* Dataset records
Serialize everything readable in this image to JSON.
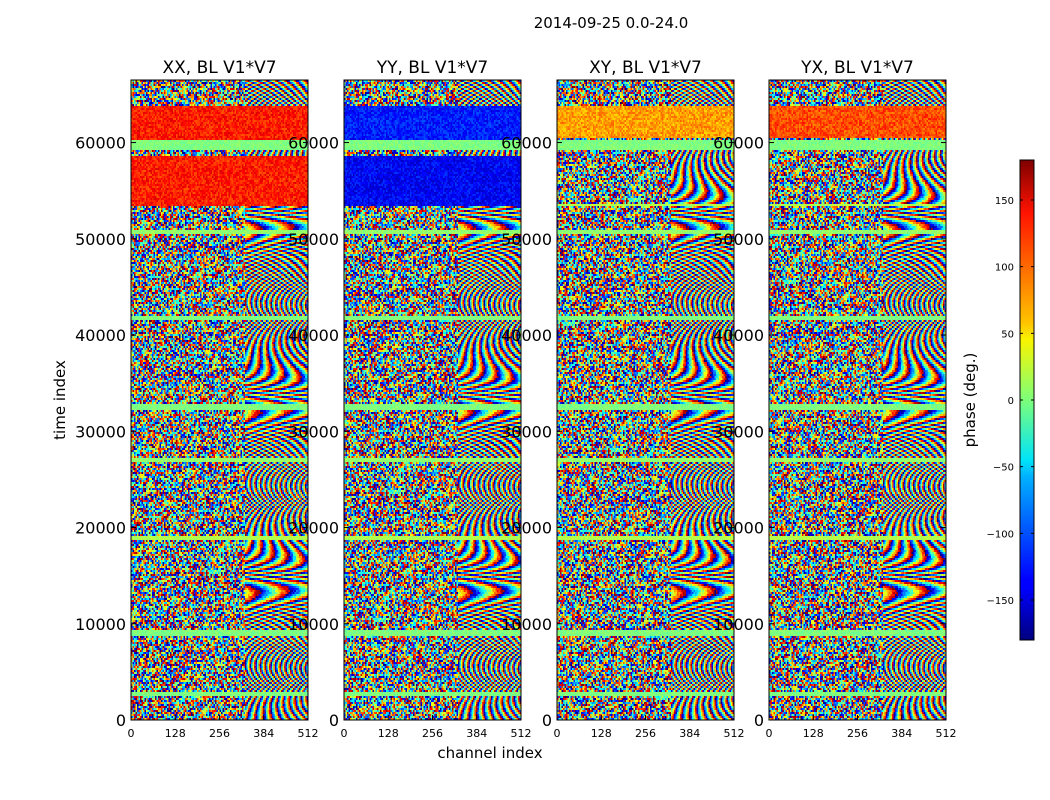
{
  "chart_data": {
    "type": "heatmap",
    "suptitle": "2014-09-25 0.0-24.0",
    "xlabel": "channel index",
    "ylabel": "time index",
    "xlim": [
      0,
      512
    ],
    "ylim": [
      0,
      66500
    ],
    "xticks": [
      0,
      128,
      256,
      384,
      512
    ],
    "yticks": [
      0,
      10000,
      20000,
      30000,
      40000,
      50000,
      60000
    ],
    "ytick_labels": [
      "0",
      "10000",
      "20000",
      "30000",
      "40000",
      "50000",
      "60000"
    ],
    "panels": [
      {
        "title": "XX, BL V1*V7",
        "polarization": "XX"
      },
      {
        "title": "YY, BL V1*V7",
        "polarization": "YY"
      },
      {
        "title": "XY, BL V1*V7",
        "polarization": "XY"
      },
      {
        "title": "YX, BL V1*V7",
        "polarization": "YX"
      }
    ],
    "colorbar": {
      "label": "phase (deg.)",
      "range": [
        -180,
        180
      ],
      "ticks": [
        -150,
        -100,
        -50,
        0,
        50,
        100,
        150
      ],
      "tick_labels": [
        "−150",
        "−100",
        "−50",
        "0",
        "50",
        "100",
        "150"
      ],
      "colormap": "jet"
    }
  }
}
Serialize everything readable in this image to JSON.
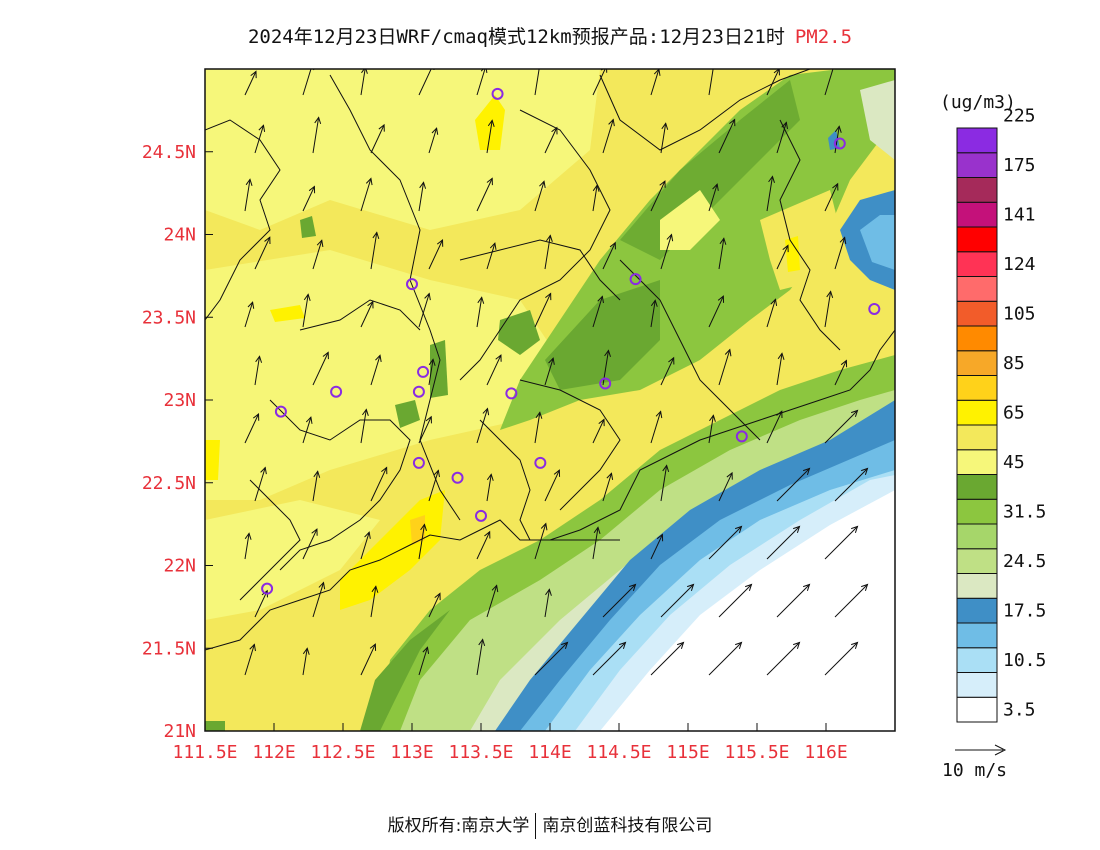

* Direction
Every record is to be reproduced exactly, with no pictures included.

* Exercise response
Serialize everything readable in this image to JSON.
{
  "chart_data": {
    "type": "heatmap",
    "suptitle": "2014-09-25 0.0-24.0",
    "xlabel": "channel index",
    "ylabel": "time index",
    "xlim": [
      0,
      512
    ],
    "ylim": [
      0,
      66500
    ],
    "xticks": [
      0,
      128,
      256,
      384,
      512
    ],
    "yticks": [
      0,
      10000,
      20000,
      30000,
      40000,
      50000,
      60000
    ],
    "ytick_labels": [
      "0",
      "10000",
      "20000",
      "30000",
      "40000",
      "50000",
      "60000"
    ],
    "panels": [
      {
        "title": "XX, BL V1*V7",
        "polarization": "XX"
      },
      {
        "title": "YY, BL V1*V7",
        "polarization": "YY"
      },
      {
        "title": "XY, BL V1*V7",
        "polarization": "XY"
      },
      {
        "title": "YX, BL V1*V7",
        "polarization": "YX"
      }
    ],
    "colorbar": {
      "label": "phase (deg.)",
      "range": [
        -180,
        180
      ],
      "ticks": [
        -150,
        -100,
        -50,
        0,
        50,
        100,
        150
      ],
      "tick_labels": [
        "−150",
        "−100",
        "−50",
        "0",
        "50",
        "100",
        "150"
      ],
      "colormap": "jet"
    }
  }
}
Serialize everything readable in this image to JSON.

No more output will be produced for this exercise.